* **RECORDS FOR THE TASK**:
/---

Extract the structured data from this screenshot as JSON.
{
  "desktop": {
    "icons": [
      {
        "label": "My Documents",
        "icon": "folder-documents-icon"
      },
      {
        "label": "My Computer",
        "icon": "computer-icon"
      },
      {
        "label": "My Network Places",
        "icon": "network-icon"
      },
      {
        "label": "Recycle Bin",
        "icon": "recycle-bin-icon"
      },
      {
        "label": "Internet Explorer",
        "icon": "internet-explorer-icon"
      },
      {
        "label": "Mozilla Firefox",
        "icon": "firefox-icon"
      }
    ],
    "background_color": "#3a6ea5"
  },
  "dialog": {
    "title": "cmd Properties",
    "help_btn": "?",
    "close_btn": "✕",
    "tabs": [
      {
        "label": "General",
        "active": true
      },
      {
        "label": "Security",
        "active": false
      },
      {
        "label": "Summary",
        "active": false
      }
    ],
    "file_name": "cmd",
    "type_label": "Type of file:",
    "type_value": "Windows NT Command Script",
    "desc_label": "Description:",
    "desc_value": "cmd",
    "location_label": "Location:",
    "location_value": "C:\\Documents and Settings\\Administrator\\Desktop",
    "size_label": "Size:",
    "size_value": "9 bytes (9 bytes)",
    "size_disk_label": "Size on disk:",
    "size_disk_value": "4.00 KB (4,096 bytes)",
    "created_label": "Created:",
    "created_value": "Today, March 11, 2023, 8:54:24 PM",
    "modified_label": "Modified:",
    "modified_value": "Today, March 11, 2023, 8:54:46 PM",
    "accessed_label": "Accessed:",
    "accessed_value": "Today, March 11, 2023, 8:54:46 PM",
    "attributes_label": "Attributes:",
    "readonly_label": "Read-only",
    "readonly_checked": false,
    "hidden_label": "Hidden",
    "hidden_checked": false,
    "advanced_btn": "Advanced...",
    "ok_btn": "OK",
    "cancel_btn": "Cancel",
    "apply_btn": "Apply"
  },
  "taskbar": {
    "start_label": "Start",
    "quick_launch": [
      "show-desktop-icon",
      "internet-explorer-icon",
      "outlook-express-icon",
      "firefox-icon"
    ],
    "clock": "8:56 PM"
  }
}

\---

* **WHAT TO DO**: Each line above must be printed exactly as it appears.

* **OUTPUT FOR THIS EXERCISE**:
Extract the structured data from this screenshot as JSON.
{
  "desktop": {
    "icons": [
      {
        "label": "My Documents",
        "icon": "folder-documents-icon"
      },
      {
        "label": "My Computer",
        "icon": "computer-icon"
      },
      {
        "label": "My Network Places",
        "icon": "network-icon"
      },
      {
        "label": "Recycle Bin",
        "icon": "recycle-bin-icon"
      },
      {
        "label": "Internet Explorer",
        "icon": "internet-explorer-icon"
      },
      {
        "label": "Mozilla Firefox",
        "icon": "firefox-icon"
      }
    ],
    "background_color": "#3a6ea5"
  },
  "dialog": {
    "title": "cmd Properties",
    "help_btn": "?",
    "close_btn": "✕",
    "tabs": [
      {
        "label": "General",
        "active": true
      },
      {
        "label": "Security",
        "active": false
      },
      {
        "label": "Summary",
        "active": false
      }
    ],
    "file_name": "cmd",
    "type_label": "Type of file:",
    "type_value": "Windows NT Command Script",
    "desc_label": "Description:",
    "desc_value": "cmd",
    "location_label": "Location:",
    "location_value": "C:\\Documents and Settings\\Administrator\\Desktop",
    "size_label": "Size:",
    "size_value": "9 bytes (9 bytes)",
    "size_disk_label": "Size on disk:",
    "size_disk_value": "4.00 KB (4,096 bytes)",
    "created_label": "Created:",
    "created_value": "Today, March 11, 2023, 8:54:24 PM",
    "modified_label": "Modified:",
    "modified_value": "Today, March 11, 2023, 8:54:46 PM",
    "accessed_label": "Accessed:",
    "accessed_value": "Today, March 11, 2023, 8:54:46 PM",
    "attributes_label": "Attributes:",
    "readonly_label": "Read-only",
    "readonly_checked": false,
    "hidden_label": "Hidden",
    "hidden_checked": false,
    "advanced_btn": "Advanced...",
    "ok_btn": "OK",
    "cancel_btn": "Cancel",
    "apply_btn": "Apply"
  },
  "taskbar": {
    "start_label": "Start",
    "quick_launch": [
      "show-desktop-icon",
      "internet-explorer-icon",
      "outlook-express-icon",
      "firefox-icon"
    ],
    "clock": "8:56 PM"
  }
}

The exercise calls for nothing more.